* EXERCISE REQUIREMENTS *
Write out the full set of records below exactly.

*** GIVEN ENTRIES

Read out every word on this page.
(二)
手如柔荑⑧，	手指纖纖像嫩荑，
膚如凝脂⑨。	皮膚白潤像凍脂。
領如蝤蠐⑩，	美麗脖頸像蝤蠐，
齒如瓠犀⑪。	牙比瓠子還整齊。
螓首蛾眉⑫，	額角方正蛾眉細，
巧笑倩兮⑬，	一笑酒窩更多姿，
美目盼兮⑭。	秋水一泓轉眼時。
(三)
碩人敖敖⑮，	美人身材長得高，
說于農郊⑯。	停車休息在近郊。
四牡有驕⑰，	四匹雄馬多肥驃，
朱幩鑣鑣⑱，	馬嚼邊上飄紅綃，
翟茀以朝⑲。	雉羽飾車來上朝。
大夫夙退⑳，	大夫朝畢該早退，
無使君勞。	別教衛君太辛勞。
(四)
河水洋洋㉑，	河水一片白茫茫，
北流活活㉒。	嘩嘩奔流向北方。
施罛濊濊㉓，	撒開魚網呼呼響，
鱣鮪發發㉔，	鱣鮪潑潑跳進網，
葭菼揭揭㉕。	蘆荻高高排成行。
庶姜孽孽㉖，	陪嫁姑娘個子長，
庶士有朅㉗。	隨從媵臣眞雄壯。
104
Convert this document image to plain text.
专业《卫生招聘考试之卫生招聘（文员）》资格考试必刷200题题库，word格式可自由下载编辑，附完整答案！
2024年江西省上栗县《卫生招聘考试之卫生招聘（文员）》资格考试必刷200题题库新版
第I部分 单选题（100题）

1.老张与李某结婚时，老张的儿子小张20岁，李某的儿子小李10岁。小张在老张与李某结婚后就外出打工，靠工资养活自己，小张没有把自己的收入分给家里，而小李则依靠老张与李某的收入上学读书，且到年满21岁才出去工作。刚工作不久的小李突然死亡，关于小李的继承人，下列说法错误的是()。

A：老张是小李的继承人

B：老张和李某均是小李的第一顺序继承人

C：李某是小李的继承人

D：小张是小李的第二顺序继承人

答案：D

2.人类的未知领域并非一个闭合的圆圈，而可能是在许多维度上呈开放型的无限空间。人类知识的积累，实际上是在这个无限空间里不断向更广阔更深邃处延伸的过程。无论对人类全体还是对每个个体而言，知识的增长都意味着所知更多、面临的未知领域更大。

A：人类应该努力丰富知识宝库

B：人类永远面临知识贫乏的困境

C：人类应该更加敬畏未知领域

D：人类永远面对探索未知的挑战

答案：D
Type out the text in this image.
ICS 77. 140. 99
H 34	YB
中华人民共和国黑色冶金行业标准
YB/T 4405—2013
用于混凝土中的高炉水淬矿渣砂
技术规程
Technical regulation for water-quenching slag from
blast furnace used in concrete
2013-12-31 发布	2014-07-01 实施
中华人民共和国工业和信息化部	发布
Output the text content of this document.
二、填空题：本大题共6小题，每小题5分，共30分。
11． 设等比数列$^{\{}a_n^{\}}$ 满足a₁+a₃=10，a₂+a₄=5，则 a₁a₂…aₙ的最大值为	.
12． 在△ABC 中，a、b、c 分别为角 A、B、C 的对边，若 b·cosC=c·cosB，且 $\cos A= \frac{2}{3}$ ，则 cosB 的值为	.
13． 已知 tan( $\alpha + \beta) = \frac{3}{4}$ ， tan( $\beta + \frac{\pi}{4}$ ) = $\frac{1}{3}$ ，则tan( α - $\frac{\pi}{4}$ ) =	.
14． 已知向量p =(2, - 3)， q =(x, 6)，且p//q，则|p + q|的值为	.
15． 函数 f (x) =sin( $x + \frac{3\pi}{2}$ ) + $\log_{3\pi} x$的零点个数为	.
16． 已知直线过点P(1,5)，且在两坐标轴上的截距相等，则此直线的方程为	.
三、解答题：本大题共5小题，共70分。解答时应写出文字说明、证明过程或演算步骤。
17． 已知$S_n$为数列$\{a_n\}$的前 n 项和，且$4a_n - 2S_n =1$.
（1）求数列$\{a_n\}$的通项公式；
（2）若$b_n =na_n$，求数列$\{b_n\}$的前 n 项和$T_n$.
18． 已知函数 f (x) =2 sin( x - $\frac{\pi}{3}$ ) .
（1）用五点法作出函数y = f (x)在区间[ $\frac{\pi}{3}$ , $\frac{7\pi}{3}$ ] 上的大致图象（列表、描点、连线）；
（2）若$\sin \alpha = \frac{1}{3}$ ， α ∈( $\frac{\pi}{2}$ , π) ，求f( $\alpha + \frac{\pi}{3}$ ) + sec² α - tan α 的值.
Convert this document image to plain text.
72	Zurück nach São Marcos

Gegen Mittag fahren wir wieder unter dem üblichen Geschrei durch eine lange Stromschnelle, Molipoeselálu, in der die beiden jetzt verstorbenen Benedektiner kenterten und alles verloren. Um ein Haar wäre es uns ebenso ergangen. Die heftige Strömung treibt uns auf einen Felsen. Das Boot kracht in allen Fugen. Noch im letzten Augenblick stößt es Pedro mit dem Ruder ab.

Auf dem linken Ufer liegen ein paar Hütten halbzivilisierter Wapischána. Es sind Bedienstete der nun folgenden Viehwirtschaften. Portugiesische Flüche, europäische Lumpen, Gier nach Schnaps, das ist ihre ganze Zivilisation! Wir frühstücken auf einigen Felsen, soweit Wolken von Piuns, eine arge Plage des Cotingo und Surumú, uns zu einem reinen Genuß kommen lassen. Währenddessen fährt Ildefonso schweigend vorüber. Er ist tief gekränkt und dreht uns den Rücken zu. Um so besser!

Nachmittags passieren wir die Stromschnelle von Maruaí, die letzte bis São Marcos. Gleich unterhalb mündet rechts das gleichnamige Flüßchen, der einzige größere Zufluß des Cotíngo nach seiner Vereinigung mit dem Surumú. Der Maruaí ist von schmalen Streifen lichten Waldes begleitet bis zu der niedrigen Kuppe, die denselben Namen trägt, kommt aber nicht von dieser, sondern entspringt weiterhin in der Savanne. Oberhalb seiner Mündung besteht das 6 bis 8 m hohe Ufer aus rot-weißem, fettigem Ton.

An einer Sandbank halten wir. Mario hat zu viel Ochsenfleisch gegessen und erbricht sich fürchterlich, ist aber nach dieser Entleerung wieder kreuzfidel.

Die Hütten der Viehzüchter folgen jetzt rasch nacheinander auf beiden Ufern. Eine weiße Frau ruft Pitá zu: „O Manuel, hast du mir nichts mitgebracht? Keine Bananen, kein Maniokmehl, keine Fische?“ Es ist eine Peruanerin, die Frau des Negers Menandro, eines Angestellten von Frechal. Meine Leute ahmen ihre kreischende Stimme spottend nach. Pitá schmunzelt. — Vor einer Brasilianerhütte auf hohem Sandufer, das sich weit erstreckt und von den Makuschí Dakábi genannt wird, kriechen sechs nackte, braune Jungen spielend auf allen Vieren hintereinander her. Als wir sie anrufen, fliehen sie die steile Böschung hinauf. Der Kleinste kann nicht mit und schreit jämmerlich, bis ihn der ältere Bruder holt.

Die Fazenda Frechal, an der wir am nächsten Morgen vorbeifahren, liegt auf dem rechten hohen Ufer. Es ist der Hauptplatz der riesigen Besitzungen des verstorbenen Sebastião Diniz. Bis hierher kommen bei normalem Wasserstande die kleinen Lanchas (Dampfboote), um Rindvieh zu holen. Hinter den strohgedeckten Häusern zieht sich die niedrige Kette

******

* THE SOLUTION *
Read out every word on this page.
(二)
手如柔荑⑧，	手指纖纖像嫩荑，
膚如凝脂⑨。	皮膚白潤像凍脂。
領如蝤蠐⑩，	美麗脖頸像蝤蠐，
齒如瓠犀⑪。	牙比瓠子還整齊。
螓首蛾眉⑫，	額角方正蛾眉細，
巧笑倩兮⑬，	一笑酒窩更多姿，
美目盼兮⑭。	秋水一泓轉眼時。
(三)
碩人敖敖⑮，	美人身材長得高，
說于農郊⑯。	停車休息在近郊。
四牡有驕⑰，	四匹雄馬多肥驃，
朱幩鑣鑣⑱，	馬嚼邊上飄紅綃，
翟茀以朝⑲。	雉羽飾車來上朝。
大夫夙退⑳，	大夫朝畢該早退，
無使君勞。	別教衛君太辛勞。
(四)
河水洋洋㉑，	河水一片白茫茫，
北流活活㉒。	嘩嘩奔流向北方。
施罛濊濊㉓，	撒開魚網呼呼響，
鱣鮪發發㉔，	鱣鮪潑潑跳進網，
葭菼揭揭㉕。	蘆荻高高排成行。
庶姜孽孽㉖，	陪嫁姑娘個子長，
庶士有朅㉗。	隨從媵臣眞雄壯。
104
Convert this document image to plain text.
专业《卫生招聘考试之卫生招聘（文员）》资格考试必刷200题题库，word格式可自由下载编辑，附完整答案！
2024年江西省上栗县《卫生招聘考试之卫生招聘（文员）》资格考试必刷200题题库新版
第I部分 单选题（100题）

1.老张与李某结婚时，老张的儿子小张20岁，李某的儿子小李10岁。小张在老张与李某结婚后就外出打工，靠工资养活自己，小张没有把自己的收入分给家里，而小李则依靠老张与李某的收入上学读书，且到年满21岁才出去工作。刚工作不久的小李突然死亡，关于小李的继承人，下列说法错误的是()。

A：老张是小李的继承人

B：老张和李某均是小李的第一顺序继承人

C：李某是小李的继承人

D：小张是小李的第二顺序继承人

答案：D

2.人类的未知领域并非一个闭合的圆圈，而可能是在许多维度上呈开放型的无限空间。人类知识的积累，实际上是在这个无限空间里不断向更广阔更深邃处延伸的过程。无论对人类全体还是对每个个体而言，知识的增长都意味着所知更多、面临的未知领域更大。

A：人类应该努力丰富知识宝库

B：人类永远面临知识贫乏的困境

C：人类应该更加敬畏未知领域

D：人类永远面对探索未知的挑战

答案：D
Type out the text in this image.
ICS 77. 140. 99
H 34	YB
中华人民共和国黑色冶金行业标准
YB/T 4405—2013
用于混凝土中的高炉水淬矿渣砂
技术规程
Technical regulation for water-quenching slag from
blast furnace used in concrete
2013-12-31 发布	2014-07-01 实施
中华人民共和国工业和信息化部	发布
Output the text content of this document.
二、填空题：本大题共6小题，每小题5分，共30分。
11． 设等比数列$^{\{}a_n^{\}}$ 满足a₁+a₃=10，a₂+a₄=5，则 a₁a₂…aₙ的最大值为	.
12． 在△ABC 中，a、b、c 分别为角 A、B、C 的对边，若 b·cosC=c·cosB，且 $\cos A= \frac{2}{3}$ ，则 cosB 的值为	.
13． 已知 tan( $\alpha + \beta) = \frac{3}{4}$ ， tan( $\beta + \frac{\pi}{4}$ ) = $\frac{1}{3}$ ，则tan( α - $\frac{\pi}{4}$ ) =	.
14． 已知向量p =(2, - 3)， q =(x, 6)，且p//q，则|p + q|的值为	.
15． 函数 f (x) =sin( $x + \frac{3\pi}{2}$ ) + $\log_{3\pi} x$的零点个数为	.
16． 已知直线过点P(1,5)，且在两坐标轴上的截距相等，则此直线的方程为	.
三、解答题：本大题共5小题，共70分。解答时应写出文字说明、证明过程或演算步骤。
17． 已知$S_n$为数列$\{a_n\}$的前 n 项和，且$4a_n - 2S_n =1$.
（1）求数列$\{a_n\}$的通项公式；
（2）若$b_n =na_n$，求数列$\{b_n\}$的前 n 项和$T_n$.
18． 已知函数 f (x) =2 sin( x - $\frac{\pi}{3}$ ) .
（1）用五点法作出函数y = f (x)在区间[ $\frac{\pi}{3}$ , $\frac{7\pi}{3}$ ] 上的大致图象（列表、描点、连线）；
（2）若$\sin \alpha = \frac{1}{3}$ ， α ∈( $\frac{\pi}{2}$ , π) ，求f( $\alpha + \frac{\pi}{3}$ ) + sec² α - tan α 的值.
Convert this document image to plain text.
72	Zurück nach São Marcos

Gegen Mittag fahren wir wieder unter dem üblichen Geschrei durch eine lange Stromschnelle, Molipoeselálu, in der die beiden jetzt verstorbenen Benedektiner kenterten und alles verloren. Um ein Haar wäre es uns ebenso ergangen. Die heftige Strömung treibt uns auf einen Felsen. Das Boot kracht in allen Fugen. Noch im letzten Augenblick stößt es Pedro mit dem Ruder ab.

Auf dem linken Ufer liegen ein paar Hütten halbzivilisierter Wapischána. Es sind Bedienstete der nun folgenden Viehwirtschaften. Portugiesische Flüche, europäische Lumpen, Gier nach Schnaps, das ist ihre ganze Zivilisation! Wir frühstücken auf einigen Felsen, soweit Wolken von Piuns, eine arge Plage des Cotingo und Surumú, uns zu einem reinen Genuß kommen lassen. Währenddessen fährt Ildefonso schweigend vorüber. Er ist tief gekränkt und dreht uns den Rücken zu. Um so besser!

Nachmittags passieren wir die Stromschnelle von Maruaí, die letzte bis São Marcos. Gleich unterhalb mündet rechts das gleichnamige Flüßchen, der einzige größere Zufluß des Cotíngo nach seiner Vereinigung mit dem Surumú. Der Maruaí ist von schmalen Streifen lichten Waldes begleitet bis zu der niedrigen Kuppe, die denselben Namen trägt, kommt aber nicht von dieser, sondern entspringt weiterhin in der Savanne. Oberhalb seiner Mündung besteht das 6 bis 8 m hohe Ufer aus rot-weißem, fettigem Ton.

An einer Sandbank halten wir. Mario hat zu viel Ochsenfleisch gegessen und erbricht sich fürchterlich, ist aber nach dieser Entleerung wieder kreuzfidel.

Die Hütten der Viehzüchter folgen jetzt rasch nacheinander auf beiden Ufern. Eine weiße Frau ruft Pitá zu: „O Manuel, hast du mir nichts mitgebracht? Keine Bananen, kein Maniokmehl, keine Fische?“ Es ist eine Peruanerin, die Frau des Negers Menandro, eines Angestellten von Frechal. Meine Leute ahmen ihre kreischende Stimme spottend nach. Pitá schmunzelt. — Vor einer Brasilianerhütte auf hohem Sandufer, das sich weit erstreckt und von den Makuschí Dakábi genannt wird, kriechen sechs nackte, braune Jungen spielend auf allen Vieren hintereinander her. Als wir sie anrufen, fliehen sie die steile Böschung hinauf. Der Kleinste kann nicht mit und schreit jämmerlich, bis ihn der ältere Bruder holt.

Die Fazenda Frechal, an der wir am nächsten Morgen vorbeifahren, liegt auf dem rechten hohen Ufer. Es ist der Hauptplatz der riesigen Besitzungen des verstorbenen Sebastião Diniz. Bis hierher kommen bei normalem Wasserstande die kleinen Lanchas (Dampfboote), um Rindvieh zu holen. Hinter den strohgedeckten Häusern zieht sich die niedrige Kette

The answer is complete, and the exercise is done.